* Begin GIVEN DATA *

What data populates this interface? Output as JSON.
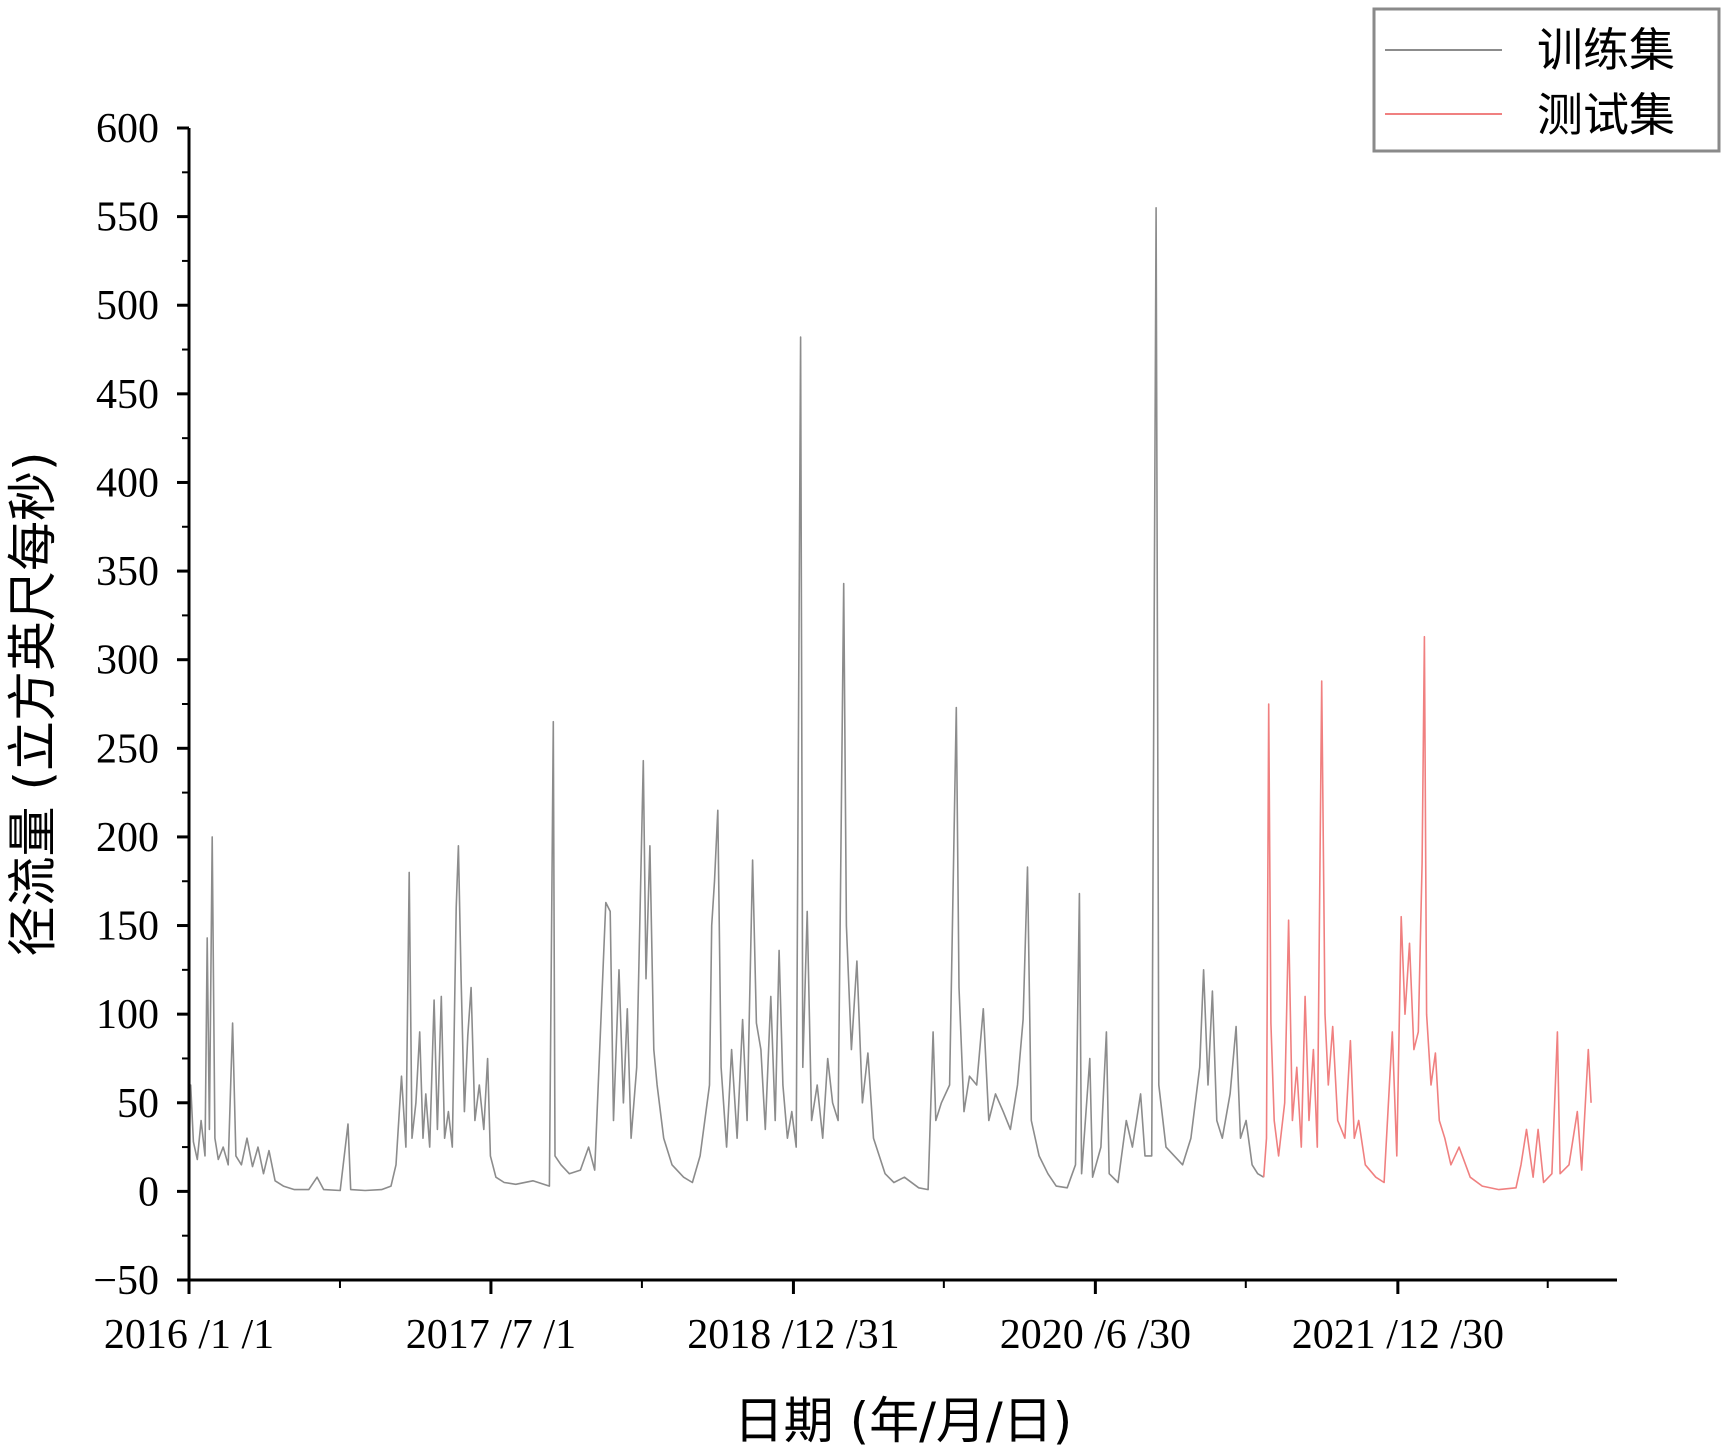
{
  "chart_data": {
    "type": "line",
    "xlabel": "日期 (年/月/日)",
    "ylabel": "径流量 (立方英尺每秒)",
    "ylim": [
      -50,
      600
    ],
    "yticks": [
      600,
      550,
      500,
      450,
      400,
      350,
      300,
      250,
      200,
      150,
      100,
      50,
      0,
      -50
    ],
    "ytick_labels": [
      "600",
      "550",
      "500",
      "450",
      "400",
      "350",
      "300",
      "250",
      "200",
      "150",
      "100",
      "50",
      "0",
      "−50"
    ],
    "xlim": [
      "2016-01-01",
      "2023-01-31"
    ],
    "xticks": [
      {
        "date": "2016-01-01",
        "label": "2016 /1 /1"
      },
      {
        "date": "2017-07-01",
        "label": "2017 /7 /1"
      },
      {
        "date": "2018-12-31",
        "label": "2018 /12 /31"
      },
      {
        "date": "2020-06-30",
        "label": "2020 /6 /30"
      },
      {
        "date": "2021-12-30",
        "label": "2021 /12 /30"
      }
    ],
    "legend_position": "top-right",
    "grid": false,
    "series": [
      {
        "name": "训练集",
        "color": "#8c8c8c",
        "points": [
          [
            "2016-01-01",
            20
          ],
          [
            "2016-01-04",
            60
          ],
          [
            "2016-01-09",
            28
          ],
          [
            "2016-01-16",
            18
          ],
          [
            "2016-01-23",
            40
          ],
          [
            "2016-01-30",
            20
          ],
          [
            "2016-02-03",
            143
          ],
          [
            "2016-02-07",
            35
          ],
          [
            "2016-02-12",
            200
          ],
          [
            "2016-02-17",
            30
          ],
          [
            "2016-02-23",
            18
          ],
          [
            "2016-03-03",
            25
          ],
          [
            "2016-03-12",
            15
          ],
          [
            "2016-03-20",
            95
          ],
          [
            "2016-03-26",
            20
          ],
          [
            "2016-04-05",
            15
          ],
          [
            "2016-04-15",
            30
          ],
          [
            "2016-04-25",
            14
          ],
          [
            "2016-05-05",
            25
          ],
          [
            "2016-05-15",
            10
          ],
          [
            "2016-05-25",
            23
          ],
          [
            "2016-06-05",
            6
          ],
          [
            "2016-06-20",
            3
          ],
          [
            "2016-07-10",
            1
          ],
          [
            "2016-08-05",
            1
          ],
          [
            "2016-08-20",
            8
          ],
          [
            "2016-09-01",
            1
          ],
          [
            "2016-10-01",
            0.5
          ],
          [
            "2016-10-15",
            38
          ],
          [
            "2016-10-20",
            1
          ],
          [
            "2016-11-15",
            0.5
          ],
          [
            "2016-12-15",
            1
          ],
          [
            "2017-01-01",
            3
          ],
          [
            "2017-01-10",
            15
          ],
          [
            "2017-01-20",
            65
          ],
          [
            "2017-01-28",
            25
          ],
          [
            "2017-02-03",
            180
          ],
          [
            "2017-02-08",
            30
          ],
          [
            "2017-02-15",
            50
          ],
          [
            "2017-02-22",
            90
          ],
          [
            "2017-02-28",
            30
          ],
          [
            "2017-03-05",
            55
          ],
          [
            "2017-03-12",
            25
          ],
          [
            "2017-03-20",
            108
          ],
          [
            "2017-03-26",
            35
          ],
          [
            "2017-04-02",
            110
          ],
          [
            "2017-04-08",
            30
          ],
          [
            "2017-04-15",
            45
          ],
          [
            "2017-04-22",
            25
          ],
          [
            "2017-04-29",
            160
          ],
          [
            "2017-05-03",
            195
          ],
          [
            "2017-05-08",
            120
          ],
          [
            "2017-05-14",
            45
          ],
          [
            "2017-05-20",
            88
          ],
          [
            "2017-05-26",
            115
          ],
          [
            "2017-06-02",
            40
          ],
          [
            "2017-06-10",
            60
          ],
          [
            "2017-06-18",
            35
          ],
          [
            "2017-06-25",
            75
          ],
          [
            "2017-06-30",
            20
          ],
          [
            "2017-07-10",
            8
          ],
          [
            "2017-07-25",
            5
          ],
          [
            "2017-08-15",
            4
          ],
          [
            "2017-09-15",
            6
          ],
          [
            "2017-10-15",
            3
          ],
          [
            "2017-10-22",
            265
          ],
          [
            "2017-10-25",
            20
          ],
          [
            "2017-11-05",
            15
          ],
          [
            "2017-11-20",
            10
          ],
          [
            "2017-12-10",
            12
          ],
          [
            "2017-12-25",
            25
          ],
          [
            "2018-01-05",
            12
          ],
          [
            "2018-01-25",
            163
          ],
          [
            "2018-02-02",
            158
          ],
          [
            "2018-02-08",
            40
          ],
          [
            "2018-02-18",
            125
          ],
          [
            "2018-02-26",
            50
          ],
          [
            "2018-03-05",
            103
          ],
          [
            "2018-03-12",
            30
          ],
          [
            "2018-03-22",
            70
          ],
          [
            "2018-04-03",
            243
          ],
          [
            "2018-04-08",
            120
          ],
          [
            "2018-04-15",
            195
          ],
          [
            "2018-04-22",
            80
          ],
          [
            "2018-04-28",
            60
          ],
          [
            "2018-05-10",
            30
          ],
          [
            "2018-05-25",
            15
          ],
          [
            "2018-06-15",
            8
          ],
          [
            "2018-07-01",
            5
          ],
          [
            "2018-07-15",
            20
          ],
          [
            "2018-08-01",
            60
          ],
          [
            "2018-08-05",
            150
          ],
          [
            "2018-08-10",
            175
          ],
          [
            "2018-08-16",
            215
          ],
          [
            "2018-08-22",
            70
          ],
          [
            "2018-09-01",
            25
          ],
          [
            "2018-09-10",
            80
          ],
          [
            "2018-09-20",
            30
          ],
          [
            "2018-09-30",
            97
          ],
          [
            "2018-10-08",
            40
          ],
          [
            "2018-10-18",
            187
          ],
          [
            "2018-10-25",
            95
          ],
          [
            "2018-11-02",
            80
          ],
          [
            "2018-11-10",
            35
          ],
          [
            "2018-11-20",
            110
          ],
          [
            "2018-11-28",
            40
          ],
          [
            "2018-12-05",
            136
          ],
          [
            "2018-12-12",
            60
          ],
          [
            "2018-12-20",
            30
          ],
          [
            "2018-12-28",
            45
          ],
          [
            "2019-01-05",
            25
          ],
          [
            "2019-01-13",
            482
          ],
          [
            "2019-01-17",
            70
          ],
          [
            "2019-01-25",
            158
          ],
          [
            "2019-02-02",
            40
          ],
          [
            "2019-02-12",
            60
          ],
          [
            "2019-02-22",
            30
          ],
          [
            "2019-03-03",
            75
          ],
          [
            "2019-03-12",
            50
          ],
          [
            "2019-03-22",
            40
          ],
          [
            "2019-04-01",
            343
          ],
          [
            "2019-04-06",
            150
          ],
          [
            "2019-04-15",
            80
          ],
          [
            "2019-04-25",
            130
          ],
          [
            "2019-05-05",
            50
          ],
          [
            "2019-05-15",
            78
          ],
          [
            "2019-05-25",
            30
          ],
          [
            "2019-06-15",
            10
          ],
          [
            "2019-07-01",
            5
          ],
          [
            "2019-07-20",
            8
          ],
          [
            "2019-08-15",
            2
          ],
          [
            "2019-09-01",
            1
          ],
          [
            "2019-09-10",
            90
          ],
          [
            "2019-09-15",
            40
          ],
          [
            "2019-09-25",
            50
          ],
          [
            "2019-10-10",
            60
          ],
          [
            "2019-10-22",
            273
          ],
          [
            "2019-10-27",
            115
          ],
          [
            "2019-11-05",
            45
          ],
          [
            "2019-11-15",
            65
          ],
          [
            "2019-11-28",
            60
          ],
          [
            "2019-12-10",
            103
          ],
          [
            "2019-12-20",
            40
          ],
          [
            "2020-01-01",
            55
          ],
          [
            "2020-01-15",
            45
          ],
          [
            "2020-01-28",
            35
          ],
          [
            "2020-02-10",
            60
          ],
          [
            "2020-02-20",
            97
          ],
          [
            "2020-02-28",
            183
          ],
          [
            "2020-03-06",
            40
          ],
          [
            "2020-03-20",
            20
          ],
          [
            "2020-04-05",
            10
          ],
          [
            "2020-04-20",
            3
          ],
          [
            "2020-05-10",
            2
          ],
          [
            "2020-05-25",
            15
          ],
          [
            "2020-06-01",
            168
          ],
          [
            "2020-06-05",
            10
          ],
          [
            "2020-06-20",
            75
          ],
          [
            "2020-06-25",
            8
          ],
          [
            "2020-07-10",
            25
          ],
          [
            "2020-07-20",
            90
          ],
          [
            "2020-07-25",
            10
          ],
          [
            "2020-08-10",
            5
          ],
          [
            "2020-08-25",
            40
          ],
          [
            "2020-09-05",
            25
          ],
          [
            "2020-09-20",
            55
          ],
          [
            "2020-09-28",
            20
          ],
          [
            "2020-10-10",
            20
          ],
          [
            "2020-10-18",
            555
          ],
          [
            "2020-10-23",
            60
          ],
          [
            "2020-11-05",
            25
          ],
          [
            "2020-11-20",
            20
          ],
          [
            "2020-12-05",
            15
          ],
          [
            "2020-12-20",
            30
          ],
          [
            "2021-01-05",
            70
          ],
          [
            "2021-01-12",
            125
          ],
          [
            "2021-01-20",
            60
          ],
          [
            "2021-01-28",
            113
          ],
          [
            "2021-02-05",
            40
          ],
          [
            "2021-02-15",
            30
          ],
          [
            "2021-03-01",
            55
          ],
          [
            "2021-03-12",
            93
          ],
          [
            "2021-03-20",
            30
          ],
          [
            "2021-03-30",
            40
          ],
          [
            "2021-04-10",
            15
          ],
          [
            "2021-04-20",
            10
          ],
          [
            "2021-05-01",
            8
          ]
        ]
      },
      {
        "name": "测试集",
        "color": "#f08080",
        "points": [
          [
            "2021-05-01",
            8
          ],
          [
            "2021-05-06",
            30
          ],
          [
            "2021-05-10",
            275
          ],
          [
            "2021-05-14",
            95
          ],
          [
            "2021-05-20",
            40
          ],
          [
            "2021-05-28",
            20
          ],
          [
            "2021-06-08",
            50
          ],
          [
            "2021-06-15",
            153
          ],
          [
            "2021-06-22",
            40
          ],
          [
            "2021-06-30",
            70
          ],
          [
            "2021-07-08",
            25
          ],
          [
            "2021-07-15",
            110
          ],
          [
            "2021-07-22",
            40
          ],
          [
            "2021-07-30",
            80
          ],
          [
            "2021-08-06",
            25
          ],
          [
            "2021-08-14",
            288
          ],
          [
            "2021-08-20",
            100
          ],
          [
            "2021-08-26",
            60
          ],
          [
            "2021-09-03",
            93
          ],
          [
            "2021-09-12",
            40
          ],
          [
            "2021-09-25",
            30
          ],
          [
            "2021-10-05",
            85
          ],
          [
            "2021-10-12",
            30
          ],
          [
            "2021-10-20",
            40
          ],
          [
            "2021-11-01",
            15
          ],
          [
            "2021-11-20",
            8
          ],
          [
            "2021-12-05",
            5
          ],
          [
            "2021-12-20",
            90
          ],
          [
            "2021-12-28",
            20
          ],
          [
            "2022-01-05",
            155
          ],
          [
            "2022-01-12",
            100
          ],
          [
            "2022-01-20",
            140
          ],
          [
            "2022-01-28",
            80
          ],
          [
            "2022-02-05",
            90
          ],
          [
            "2022-02-12",
            185
          ],
          [
            "2022-02-16",
            313
          ],
          [
            "2022-02-20",
            100
          ],
          [
            "2022-02-28",
            60
          ],
          [
            "2022-03-08",
            78
          ],
          [
            "2022-03-15",
            40
          ],
          [
            "2022-03-25",
            30
          ],
          [
            "2022-04-05",
            15
          ],
          [
            "2022-04-20",
            25
          ],
          [
            "2022-05-10",
            8
          ],
          [
            "2022-06-01",
            3
          ],
          [
            "2022-07-01",
            1
          ],
          [
            "2022-08-01",
            2
          ],
          [
            "2022-08-10",
            15
          ],
          [
            "2022-08-20",
            35
          ],
          [
            "2022-09-01",
            8
          ],
          [
            "2022-09-10",
            35
          ],
          [
            "2022-09-20",
            5
          ],
          [
            "2022-10-05",
            10
          ],
          [
            "2022-10-15",
            90
          ],
          [
            "2022-10-20",
            10
          ],
          [
            "2022-11-05",
            15
          ],
          [
            "2022-11-20",
            45
          ],
          [
            "2022-11-28",
            12
          ],
          [
            "2022-12-10",
            80
          ],
          [
            "2022-12-15",
            50
          ]
        ]
      }
    ]
  }
}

* End GIVEN DATA *

### EXERCISE AIM
Determine the number of lines in the data that contain "date" as a word or string, and state only that number.

### EXPECTED OUTPUT
5